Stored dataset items
┌────────
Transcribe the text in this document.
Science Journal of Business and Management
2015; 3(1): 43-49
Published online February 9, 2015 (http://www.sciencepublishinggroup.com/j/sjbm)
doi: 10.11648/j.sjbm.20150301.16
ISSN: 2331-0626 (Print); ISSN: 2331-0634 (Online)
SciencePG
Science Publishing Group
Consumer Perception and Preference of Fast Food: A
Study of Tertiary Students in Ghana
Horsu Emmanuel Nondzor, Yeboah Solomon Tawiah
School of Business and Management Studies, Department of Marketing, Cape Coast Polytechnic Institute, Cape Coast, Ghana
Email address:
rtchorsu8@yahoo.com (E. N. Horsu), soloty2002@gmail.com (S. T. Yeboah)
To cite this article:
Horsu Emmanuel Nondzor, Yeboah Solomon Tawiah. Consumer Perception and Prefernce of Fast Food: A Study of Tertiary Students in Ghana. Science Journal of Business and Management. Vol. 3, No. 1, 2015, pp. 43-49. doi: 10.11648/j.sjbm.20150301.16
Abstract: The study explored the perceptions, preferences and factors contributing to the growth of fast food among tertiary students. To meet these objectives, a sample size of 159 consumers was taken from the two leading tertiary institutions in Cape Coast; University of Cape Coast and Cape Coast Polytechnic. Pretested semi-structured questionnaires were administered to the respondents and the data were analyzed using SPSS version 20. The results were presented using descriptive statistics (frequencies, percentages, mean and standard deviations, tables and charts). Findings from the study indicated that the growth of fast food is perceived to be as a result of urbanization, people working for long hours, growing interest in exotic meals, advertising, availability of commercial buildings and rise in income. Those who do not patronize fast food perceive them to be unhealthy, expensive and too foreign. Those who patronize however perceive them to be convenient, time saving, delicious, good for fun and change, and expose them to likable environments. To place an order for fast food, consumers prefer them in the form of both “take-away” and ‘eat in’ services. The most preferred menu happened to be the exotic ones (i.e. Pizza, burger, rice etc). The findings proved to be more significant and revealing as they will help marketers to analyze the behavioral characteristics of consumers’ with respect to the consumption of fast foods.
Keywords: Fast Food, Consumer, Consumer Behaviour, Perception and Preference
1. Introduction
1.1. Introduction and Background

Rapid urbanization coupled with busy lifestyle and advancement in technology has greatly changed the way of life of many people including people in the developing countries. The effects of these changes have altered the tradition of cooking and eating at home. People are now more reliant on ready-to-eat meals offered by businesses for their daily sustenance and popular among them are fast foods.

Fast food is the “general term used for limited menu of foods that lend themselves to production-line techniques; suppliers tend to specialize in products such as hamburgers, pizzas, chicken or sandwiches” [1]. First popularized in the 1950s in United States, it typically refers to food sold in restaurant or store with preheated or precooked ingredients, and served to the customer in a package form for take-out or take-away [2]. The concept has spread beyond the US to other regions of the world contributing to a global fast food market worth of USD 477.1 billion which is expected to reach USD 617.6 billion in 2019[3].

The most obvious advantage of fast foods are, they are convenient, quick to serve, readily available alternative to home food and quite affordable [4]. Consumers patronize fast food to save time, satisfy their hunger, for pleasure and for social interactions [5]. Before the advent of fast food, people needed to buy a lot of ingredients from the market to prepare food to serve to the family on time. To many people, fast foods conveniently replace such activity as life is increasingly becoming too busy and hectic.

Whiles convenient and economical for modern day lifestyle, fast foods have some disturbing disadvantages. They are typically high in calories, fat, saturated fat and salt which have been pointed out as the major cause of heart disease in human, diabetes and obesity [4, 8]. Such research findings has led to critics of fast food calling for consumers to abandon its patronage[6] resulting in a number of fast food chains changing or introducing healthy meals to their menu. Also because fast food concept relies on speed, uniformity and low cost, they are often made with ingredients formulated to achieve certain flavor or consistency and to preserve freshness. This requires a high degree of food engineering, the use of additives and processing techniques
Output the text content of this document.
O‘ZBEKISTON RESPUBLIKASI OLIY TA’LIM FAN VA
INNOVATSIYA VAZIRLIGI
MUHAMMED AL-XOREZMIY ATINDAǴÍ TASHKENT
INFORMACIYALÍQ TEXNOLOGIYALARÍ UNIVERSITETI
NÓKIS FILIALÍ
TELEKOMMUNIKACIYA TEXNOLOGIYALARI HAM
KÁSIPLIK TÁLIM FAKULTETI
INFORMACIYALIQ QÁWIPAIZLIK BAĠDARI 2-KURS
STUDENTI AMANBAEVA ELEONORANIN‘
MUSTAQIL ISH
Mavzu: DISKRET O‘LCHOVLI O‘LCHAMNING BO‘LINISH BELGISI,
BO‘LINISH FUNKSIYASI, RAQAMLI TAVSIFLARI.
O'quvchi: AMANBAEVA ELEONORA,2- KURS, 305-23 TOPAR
└────────
- PROMPT -
Every line from the one holding "Output the text content of this document." through the final line of the listing must be echoed exactly; leave out all other lines.

- SOLUTION TO THIS TASK -
Output the text content of this document.
O‘ZBEKISTON RESPUBLIKASI OLIY TA’LIM FAN VA
INNOVATSIYA VAZIRLIGI
MUHAMMED AL-XOREZMIY ATINDAǴÍ TASHKENT
INFORMACIYALÍQ TEXNOLOGIYALARÍ UNIVERSITETI
NÓKIS FILIALÍ
TELEKOMMUNIKACIYA TEXNOLOGIYALARI HAM
KÁSIPLIK TÁLIM FAKULTETI
INFORMACIYALIQ QÁWIPAIZLIK BAĠDARI 2-KURS
STUDENTI AMANBAEVA ELEONORANIN‘
MUSTAQIL ISH
Mavzu: DISKRET O‘LCHOVLI O‘LCHAMNING BO‘LINISH BELGISI,
BO‘LINISH FUNKSIYASI, RAQAMLI TAVSIFLARI.
O'quvchi: AMANBAEVA ELEONORA,2- KURS, 305-23 TOPAR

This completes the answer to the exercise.